[Data supplied]
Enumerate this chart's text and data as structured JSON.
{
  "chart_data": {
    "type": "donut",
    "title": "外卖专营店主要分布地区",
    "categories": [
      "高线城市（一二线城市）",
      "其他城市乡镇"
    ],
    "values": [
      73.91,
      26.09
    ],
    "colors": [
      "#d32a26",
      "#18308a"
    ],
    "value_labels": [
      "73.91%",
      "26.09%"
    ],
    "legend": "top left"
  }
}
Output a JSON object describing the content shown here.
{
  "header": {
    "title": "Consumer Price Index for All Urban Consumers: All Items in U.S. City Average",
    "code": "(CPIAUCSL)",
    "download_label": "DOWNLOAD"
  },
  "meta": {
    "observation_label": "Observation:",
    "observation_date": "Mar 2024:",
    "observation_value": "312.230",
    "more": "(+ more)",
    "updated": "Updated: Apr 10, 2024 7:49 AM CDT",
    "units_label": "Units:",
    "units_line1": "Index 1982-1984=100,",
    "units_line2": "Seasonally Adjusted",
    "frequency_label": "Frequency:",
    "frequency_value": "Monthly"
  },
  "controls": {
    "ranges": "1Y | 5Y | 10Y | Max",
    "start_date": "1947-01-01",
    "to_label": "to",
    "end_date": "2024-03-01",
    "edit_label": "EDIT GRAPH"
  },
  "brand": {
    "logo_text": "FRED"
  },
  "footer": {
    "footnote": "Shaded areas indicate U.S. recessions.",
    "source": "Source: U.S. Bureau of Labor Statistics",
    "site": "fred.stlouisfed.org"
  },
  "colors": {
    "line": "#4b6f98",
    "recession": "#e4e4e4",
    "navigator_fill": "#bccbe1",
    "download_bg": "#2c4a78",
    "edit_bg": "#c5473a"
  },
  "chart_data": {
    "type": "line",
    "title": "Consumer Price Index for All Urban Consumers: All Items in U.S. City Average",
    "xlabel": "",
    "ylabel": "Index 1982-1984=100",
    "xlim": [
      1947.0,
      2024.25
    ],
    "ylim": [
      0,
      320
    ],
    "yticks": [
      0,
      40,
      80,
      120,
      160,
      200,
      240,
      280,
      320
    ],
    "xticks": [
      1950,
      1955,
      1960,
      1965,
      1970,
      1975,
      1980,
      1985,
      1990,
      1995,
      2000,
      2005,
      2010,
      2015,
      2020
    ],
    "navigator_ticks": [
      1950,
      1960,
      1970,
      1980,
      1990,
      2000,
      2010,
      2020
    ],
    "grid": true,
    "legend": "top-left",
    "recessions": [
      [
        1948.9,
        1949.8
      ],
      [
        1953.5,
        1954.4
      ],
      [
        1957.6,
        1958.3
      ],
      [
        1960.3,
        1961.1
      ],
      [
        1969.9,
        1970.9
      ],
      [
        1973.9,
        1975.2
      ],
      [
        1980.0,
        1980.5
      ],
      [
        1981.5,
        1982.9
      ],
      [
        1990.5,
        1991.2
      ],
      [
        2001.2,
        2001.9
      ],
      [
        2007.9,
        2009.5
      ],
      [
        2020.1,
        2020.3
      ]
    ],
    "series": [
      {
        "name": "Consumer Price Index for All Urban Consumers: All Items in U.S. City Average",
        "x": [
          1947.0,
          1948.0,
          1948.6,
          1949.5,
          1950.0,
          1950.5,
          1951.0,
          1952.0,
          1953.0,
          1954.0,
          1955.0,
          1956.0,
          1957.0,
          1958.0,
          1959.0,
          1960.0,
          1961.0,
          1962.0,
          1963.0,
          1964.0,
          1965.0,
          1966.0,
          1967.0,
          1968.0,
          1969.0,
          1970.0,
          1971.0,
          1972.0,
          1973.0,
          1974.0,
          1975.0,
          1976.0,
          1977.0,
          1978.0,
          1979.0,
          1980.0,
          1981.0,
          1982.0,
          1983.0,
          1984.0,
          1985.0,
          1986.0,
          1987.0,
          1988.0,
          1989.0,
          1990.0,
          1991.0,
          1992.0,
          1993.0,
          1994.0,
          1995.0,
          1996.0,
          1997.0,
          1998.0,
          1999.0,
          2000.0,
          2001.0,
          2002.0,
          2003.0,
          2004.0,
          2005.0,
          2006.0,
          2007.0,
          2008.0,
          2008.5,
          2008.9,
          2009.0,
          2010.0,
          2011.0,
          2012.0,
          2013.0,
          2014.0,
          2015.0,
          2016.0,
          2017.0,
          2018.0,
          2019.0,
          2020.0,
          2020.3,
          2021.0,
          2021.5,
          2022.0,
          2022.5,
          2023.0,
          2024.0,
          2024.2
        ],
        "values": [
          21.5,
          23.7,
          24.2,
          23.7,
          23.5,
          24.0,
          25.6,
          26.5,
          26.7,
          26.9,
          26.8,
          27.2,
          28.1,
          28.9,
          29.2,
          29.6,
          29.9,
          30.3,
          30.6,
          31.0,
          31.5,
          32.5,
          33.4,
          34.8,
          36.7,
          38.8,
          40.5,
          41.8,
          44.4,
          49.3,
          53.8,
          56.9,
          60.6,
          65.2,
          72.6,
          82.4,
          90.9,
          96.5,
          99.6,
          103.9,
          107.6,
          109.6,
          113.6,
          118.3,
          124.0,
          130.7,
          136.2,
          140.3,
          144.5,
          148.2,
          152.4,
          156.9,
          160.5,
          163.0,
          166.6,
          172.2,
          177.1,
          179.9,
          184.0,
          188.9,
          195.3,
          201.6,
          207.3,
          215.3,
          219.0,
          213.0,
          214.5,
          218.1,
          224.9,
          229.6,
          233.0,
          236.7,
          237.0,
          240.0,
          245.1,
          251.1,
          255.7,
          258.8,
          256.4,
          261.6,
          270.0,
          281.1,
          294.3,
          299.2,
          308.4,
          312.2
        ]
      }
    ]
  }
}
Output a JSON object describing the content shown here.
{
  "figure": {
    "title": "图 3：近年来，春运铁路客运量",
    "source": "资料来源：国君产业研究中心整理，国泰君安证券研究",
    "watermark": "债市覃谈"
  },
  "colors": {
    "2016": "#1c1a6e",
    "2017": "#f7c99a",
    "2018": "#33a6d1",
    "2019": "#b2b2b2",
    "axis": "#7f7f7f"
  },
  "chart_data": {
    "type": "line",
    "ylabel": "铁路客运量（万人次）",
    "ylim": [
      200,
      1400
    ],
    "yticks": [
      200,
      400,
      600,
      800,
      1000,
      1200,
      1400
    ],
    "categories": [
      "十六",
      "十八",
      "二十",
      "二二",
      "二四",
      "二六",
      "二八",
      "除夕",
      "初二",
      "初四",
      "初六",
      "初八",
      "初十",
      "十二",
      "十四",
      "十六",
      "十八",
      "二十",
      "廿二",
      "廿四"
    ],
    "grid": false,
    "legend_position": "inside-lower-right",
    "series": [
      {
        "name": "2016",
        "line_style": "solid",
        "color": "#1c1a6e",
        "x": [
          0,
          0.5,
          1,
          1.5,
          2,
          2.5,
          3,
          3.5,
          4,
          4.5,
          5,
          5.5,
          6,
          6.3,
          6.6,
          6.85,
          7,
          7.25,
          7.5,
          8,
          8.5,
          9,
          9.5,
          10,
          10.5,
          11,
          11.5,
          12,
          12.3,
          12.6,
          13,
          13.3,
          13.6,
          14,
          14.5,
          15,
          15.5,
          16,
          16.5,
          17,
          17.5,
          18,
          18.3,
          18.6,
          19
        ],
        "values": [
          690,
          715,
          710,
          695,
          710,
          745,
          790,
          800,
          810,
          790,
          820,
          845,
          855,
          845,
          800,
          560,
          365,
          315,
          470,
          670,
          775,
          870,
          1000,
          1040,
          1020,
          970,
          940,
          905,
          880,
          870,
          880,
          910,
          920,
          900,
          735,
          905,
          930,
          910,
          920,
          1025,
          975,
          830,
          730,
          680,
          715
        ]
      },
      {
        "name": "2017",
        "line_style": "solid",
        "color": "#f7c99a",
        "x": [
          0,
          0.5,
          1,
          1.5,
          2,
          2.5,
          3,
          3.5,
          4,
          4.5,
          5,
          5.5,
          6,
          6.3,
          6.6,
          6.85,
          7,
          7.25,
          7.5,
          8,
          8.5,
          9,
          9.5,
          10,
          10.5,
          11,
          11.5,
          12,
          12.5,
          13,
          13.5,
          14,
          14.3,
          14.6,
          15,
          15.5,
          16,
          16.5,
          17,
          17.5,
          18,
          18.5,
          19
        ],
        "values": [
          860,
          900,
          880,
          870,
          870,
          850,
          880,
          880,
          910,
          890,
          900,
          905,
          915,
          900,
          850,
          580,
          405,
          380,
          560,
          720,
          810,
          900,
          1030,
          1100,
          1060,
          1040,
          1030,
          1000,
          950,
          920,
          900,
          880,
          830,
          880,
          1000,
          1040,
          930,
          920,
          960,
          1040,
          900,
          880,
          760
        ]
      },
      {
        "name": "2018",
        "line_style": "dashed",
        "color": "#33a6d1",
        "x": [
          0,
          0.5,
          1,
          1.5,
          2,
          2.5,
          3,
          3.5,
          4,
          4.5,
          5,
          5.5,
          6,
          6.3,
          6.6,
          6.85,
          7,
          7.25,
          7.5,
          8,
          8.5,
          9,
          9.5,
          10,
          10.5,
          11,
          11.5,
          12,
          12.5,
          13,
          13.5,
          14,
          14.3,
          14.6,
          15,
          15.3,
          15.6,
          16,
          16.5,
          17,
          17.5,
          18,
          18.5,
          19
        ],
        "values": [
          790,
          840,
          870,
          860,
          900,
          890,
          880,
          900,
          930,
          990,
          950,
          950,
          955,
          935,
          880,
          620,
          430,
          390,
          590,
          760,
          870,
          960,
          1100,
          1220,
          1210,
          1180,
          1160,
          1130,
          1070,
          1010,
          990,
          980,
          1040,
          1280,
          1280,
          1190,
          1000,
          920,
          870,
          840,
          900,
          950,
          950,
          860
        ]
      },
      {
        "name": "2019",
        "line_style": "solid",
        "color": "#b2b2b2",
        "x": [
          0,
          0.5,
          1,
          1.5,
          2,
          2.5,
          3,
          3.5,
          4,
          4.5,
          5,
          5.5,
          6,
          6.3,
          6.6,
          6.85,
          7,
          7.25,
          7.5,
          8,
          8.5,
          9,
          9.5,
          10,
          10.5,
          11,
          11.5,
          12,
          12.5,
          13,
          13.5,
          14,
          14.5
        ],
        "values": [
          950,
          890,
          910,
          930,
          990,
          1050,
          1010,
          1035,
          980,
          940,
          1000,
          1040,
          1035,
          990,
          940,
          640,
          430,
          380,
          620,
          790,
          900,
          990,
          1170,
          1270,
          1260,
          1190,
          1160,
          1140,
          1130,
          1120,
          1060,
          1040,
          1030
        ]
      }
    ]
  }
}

[Brief] Look for the word "ylabel" and return every line where it occurs.

[Correct result]
    "ylabel": "Index 1982-1984=100",
    "ylabel": "铁路客运量（万人次）",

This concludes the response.